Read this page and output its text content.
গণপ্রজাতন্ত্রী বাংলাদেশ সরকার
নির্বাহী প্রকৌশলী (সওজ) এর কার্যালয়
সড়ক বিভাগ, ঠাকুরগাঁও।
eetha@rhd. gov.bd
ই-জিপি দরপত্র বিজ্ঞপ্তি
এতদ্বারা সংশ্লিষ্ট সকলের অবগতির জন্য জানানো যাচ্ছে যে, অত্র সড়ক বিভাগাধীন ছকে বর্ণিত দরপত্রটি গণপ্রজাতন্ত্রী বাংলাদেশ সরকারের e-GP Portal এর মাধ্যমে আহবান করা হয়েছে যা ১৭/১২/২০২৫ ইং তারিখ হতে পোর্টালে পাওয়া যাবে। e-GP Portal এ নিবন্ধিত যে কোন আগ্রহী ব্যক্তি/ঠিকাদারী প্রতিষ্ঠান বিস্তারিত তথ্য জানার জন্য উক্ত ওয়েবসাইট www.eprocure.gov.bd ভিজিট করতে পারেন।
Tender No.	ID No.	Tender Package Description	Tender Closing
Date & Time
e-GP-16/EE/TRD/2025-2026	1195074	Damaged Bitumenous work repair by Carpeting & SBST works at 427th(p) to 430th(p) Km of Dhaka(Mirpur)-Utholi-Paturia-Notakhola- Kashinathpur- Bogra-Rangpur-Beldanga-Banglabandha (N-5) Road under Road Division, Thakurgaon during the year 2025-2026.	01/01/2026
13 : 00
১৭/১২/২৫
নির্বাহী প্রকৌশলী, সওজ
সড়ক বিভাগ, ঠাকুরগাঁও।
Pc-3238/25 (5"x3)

■ ■ ■ ■ ■

■ Exercise description: Give back each line above precisely as it stands.

■ The output:
Read this page and output its text content.
গণপ্রজাতন্ত্রী বাংলাদেশ সরকার
নির্বাহী প্রকৌশলী (সওজ) এর কার্যালয়
সড়ক বিভাগ, ঠাকুরগাঁও।
eetha@rhd. gov.bd
ই-জিপি দরপত্র বিজ্ঞপ্তি
এতদ্বারা সংশ্লিষ্ট সকলের অবগতির জন্য জানানো যাচ্ছে যে, অত্র সড়ক বিভাগাধীন ছকে বর্ণিত দরপত্রটি গণপ্রজাতন্ত্রী বাংলাদেশ সরকারের e-GP Portal এর মাধ্যমে আহবান করা হয়েছে যা ১৭/১২/২০২৫ ইং তারিখ হতে পোর্টালে পাওয়া যাবে। e-GP Portal এ নিবন্ধিত যে কোন আগ্রহী ব্যক্তি/ঠিকাদারী প্রতিষ্ঠান বিস্তারিত তথ্য জানার জন্য উক্ত ওয়েবসাইট www.eprocure.gov.bd ভিজিট করতে পারেন।
Tender No.	ID No.	Tender Package Description	Tender Closing
Date & Time
e-GP-16/EE/TRD/2025-2026	1195074	Damaged Bitumenous work repair by Carpeting & SBST works at 427th(p) to 430th(p) Km of Dhaka(Mirpur)-Utholi-Paturia-Notakhola- Kashinathpur- Bogra-Rangpur-Beldanga-Banglabandha (N-5) Road under Road Division, Thakurgaon during the year 2025-2026.	01/01/2026
13 : 00
১৭/১২/২৫
নির্বাহী প্রকৌশলী, সওজ
সড়ক বিভাগ, ঠাকুরগাঁও।
Pc-3238/25 (5"x3)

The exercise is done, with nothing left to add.